### Task details:
Gather all lines from the material that contain the word "Краснознаменскому".

:: Listed records ::

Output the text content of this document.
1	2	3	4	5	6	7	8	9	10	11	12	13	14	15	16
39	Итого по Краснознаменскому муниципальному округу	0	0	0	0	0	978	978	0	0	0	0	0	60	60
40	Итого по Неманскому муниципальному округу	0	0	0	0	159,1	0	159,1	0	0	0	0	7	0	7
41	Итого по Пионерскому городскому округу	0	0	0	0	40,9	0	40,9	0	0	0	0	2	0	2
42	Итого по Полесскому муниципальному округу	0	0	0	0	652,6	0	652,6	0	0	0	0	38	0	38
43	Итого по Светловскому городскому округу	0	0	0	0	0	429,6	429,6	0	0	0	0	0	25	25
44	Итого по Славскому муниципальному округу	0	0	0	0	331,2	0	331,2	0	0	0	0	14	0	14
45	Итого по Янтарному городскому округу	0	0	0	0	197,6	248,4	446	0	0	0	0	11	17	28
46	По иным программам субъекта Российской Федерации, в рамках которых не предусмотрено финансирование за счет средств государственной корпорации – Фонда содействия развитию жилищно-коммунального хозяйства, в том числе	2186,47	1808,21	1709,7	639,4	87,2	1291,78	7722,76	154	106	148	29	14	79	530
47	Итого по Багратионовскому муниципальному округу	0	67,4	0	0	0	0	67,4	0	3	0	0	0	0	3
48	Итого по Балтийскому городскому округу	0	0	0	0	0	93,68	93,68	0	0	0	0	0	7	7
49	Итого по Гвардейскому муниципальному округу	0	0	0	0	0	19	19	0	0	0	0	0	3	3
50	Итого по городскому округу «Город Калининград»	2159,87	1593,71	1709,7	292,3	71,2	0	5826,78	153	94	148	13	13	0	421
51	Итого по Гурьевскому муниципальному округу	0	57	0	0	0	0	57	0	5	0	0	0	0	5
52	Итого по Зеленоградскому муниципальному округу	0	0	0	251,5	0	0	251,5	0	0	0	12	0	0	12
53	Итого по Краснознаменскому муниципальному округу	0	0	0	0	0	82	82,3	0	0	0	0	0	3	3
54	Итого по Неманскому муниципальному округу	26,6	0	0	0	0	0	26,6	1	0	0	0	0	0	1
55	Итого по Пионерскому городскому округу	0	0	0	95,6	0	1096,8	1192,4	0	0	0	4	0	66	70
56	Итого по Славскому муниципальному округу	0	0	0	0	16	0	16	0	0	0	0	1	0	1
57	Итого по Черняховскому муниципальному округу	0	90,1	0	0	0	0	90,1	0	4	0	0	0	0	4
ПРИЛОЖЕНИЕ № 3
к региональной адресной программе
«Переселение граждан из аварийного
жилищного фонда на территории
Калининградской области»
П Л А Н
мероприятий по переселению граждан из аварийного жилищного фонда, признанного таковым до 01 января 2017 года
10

:::
:: Listed records ::

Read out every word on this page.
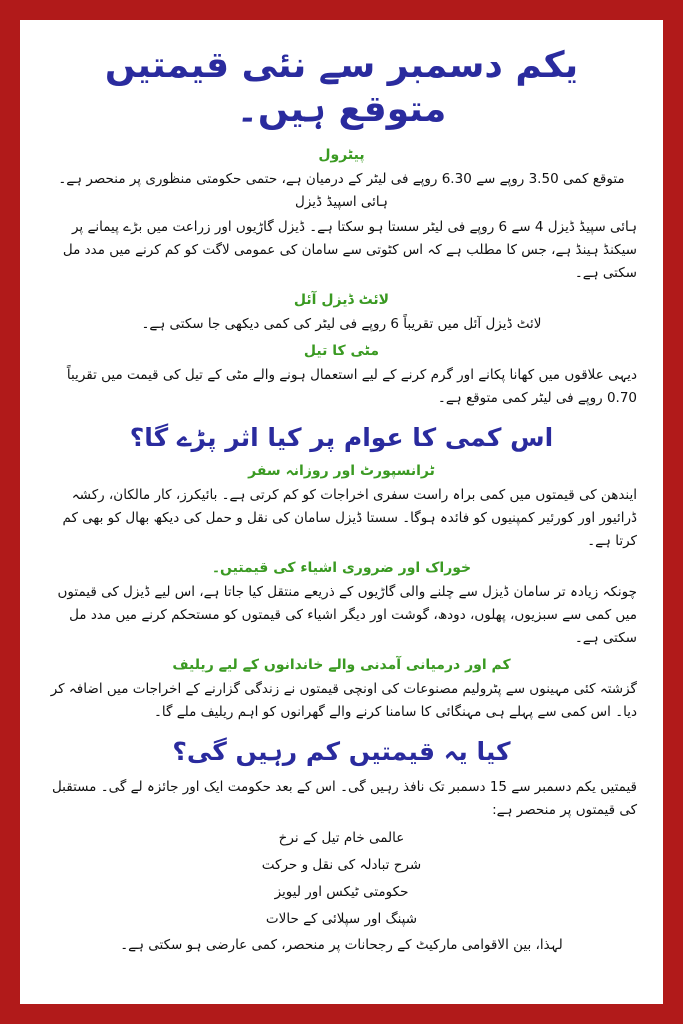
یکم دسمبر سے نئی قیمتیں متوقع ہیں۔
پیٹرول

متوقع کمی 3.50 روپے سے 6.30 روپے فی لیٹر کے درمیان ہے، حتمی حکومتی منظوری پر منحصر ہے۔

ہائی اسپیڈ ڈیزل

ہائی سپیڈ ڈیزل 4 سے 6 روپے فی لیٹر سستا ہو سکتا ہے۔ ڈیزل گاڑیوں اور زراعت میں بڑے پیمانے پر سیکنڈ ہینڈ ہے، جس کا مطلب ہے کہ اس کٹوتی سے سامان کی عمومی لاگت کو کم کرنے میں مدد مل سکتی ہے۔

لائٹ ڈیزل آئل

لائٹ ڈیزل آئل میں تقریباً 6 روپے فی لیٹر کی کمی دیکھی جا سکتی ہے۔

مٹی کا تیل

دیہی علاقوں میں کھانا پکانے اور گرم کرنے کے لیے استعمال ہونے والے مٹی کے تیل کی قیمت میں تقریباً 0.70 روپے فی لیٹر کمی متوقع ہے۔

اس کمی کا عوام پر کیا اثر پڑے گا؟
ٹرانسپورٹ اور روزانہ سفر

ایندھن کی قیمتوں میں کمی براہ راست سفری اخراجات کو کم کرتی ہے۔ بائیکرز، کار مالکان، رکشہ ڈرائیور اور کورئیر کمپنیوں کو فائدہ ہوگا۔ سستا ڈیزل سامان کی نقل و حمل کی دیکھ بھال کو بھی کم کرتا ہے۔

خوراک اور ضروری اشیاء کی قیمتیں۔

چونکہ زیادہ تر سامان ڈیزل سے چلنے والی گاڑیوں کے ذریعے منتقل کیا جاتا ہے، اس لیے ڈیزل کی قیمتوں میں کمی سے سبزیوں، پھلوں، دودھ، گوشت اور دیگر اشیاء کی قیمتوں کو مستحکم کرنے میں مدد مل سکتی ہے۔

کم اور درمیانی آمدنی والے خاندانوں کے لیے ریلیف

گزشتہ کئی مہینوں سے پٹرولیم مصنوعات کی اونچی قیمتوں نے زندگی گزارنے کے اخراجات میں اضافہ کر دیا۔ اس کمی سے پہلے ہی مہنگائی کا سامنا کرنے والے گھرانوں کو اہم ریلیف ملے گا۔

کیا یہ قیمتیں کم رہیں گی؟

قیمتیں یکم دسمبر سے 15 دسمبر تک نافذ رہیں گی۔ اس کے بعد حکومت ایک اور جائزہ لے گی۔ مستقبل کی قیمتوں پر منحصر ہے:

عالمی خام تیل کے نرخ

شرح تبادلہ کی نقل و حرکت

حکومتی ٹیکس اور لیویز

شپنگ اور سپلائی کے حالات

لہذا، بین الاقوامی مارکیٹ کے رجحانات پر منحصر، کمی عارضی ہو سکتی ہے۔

:::
:: Listed records ::

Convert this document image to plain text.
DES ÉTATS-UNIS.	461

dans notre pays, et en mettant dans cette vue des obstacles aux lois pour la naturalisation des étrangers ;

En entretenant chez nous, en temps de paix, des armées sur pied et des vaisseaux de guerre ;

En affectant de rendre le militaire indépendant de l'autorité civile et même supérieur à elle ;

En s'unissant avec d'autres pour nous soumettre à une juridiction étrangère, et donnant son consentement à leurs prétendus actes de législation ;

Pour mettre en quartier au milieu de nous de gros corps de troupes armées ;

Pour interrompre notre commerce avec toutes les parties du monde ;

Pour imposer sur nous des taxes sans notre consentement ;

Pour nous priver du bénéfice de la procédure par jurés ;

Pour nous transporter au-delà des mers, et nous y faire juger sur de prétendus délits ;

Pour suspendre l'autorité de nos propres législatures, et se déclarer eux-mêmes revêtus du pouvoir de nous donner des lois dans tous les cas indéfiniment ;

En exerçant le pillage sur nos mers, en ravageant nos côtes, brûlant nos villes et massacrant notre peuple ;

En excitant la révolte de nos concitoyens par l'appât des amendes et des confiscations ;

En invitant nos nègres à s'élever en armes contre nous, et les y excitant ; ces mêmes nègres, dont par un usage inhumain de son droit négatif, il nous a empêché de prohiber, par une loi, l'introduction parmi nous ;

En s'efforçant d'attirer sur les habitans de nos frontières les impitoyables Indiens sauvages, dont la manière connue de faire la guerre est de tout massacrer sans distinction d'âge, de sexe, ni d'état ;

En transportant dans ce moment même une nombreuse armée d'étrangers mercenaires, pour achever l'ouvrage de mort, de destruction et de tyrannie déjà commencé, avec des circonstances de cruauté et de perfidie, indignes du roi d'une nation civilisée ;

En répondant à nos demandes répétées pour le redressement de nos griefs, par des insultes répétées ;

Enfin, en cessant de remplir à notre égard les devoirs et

:::

### Correct output:
39	Итого по Краснознаменскому муниципальному округу	0	0	0	0	0	978	978	0	0	0	0	0	60	60
53	Итого по Краснознаменскому муниципальному округу	0	0	0	0	0	82	82,3	0	0	0	0	0	3	3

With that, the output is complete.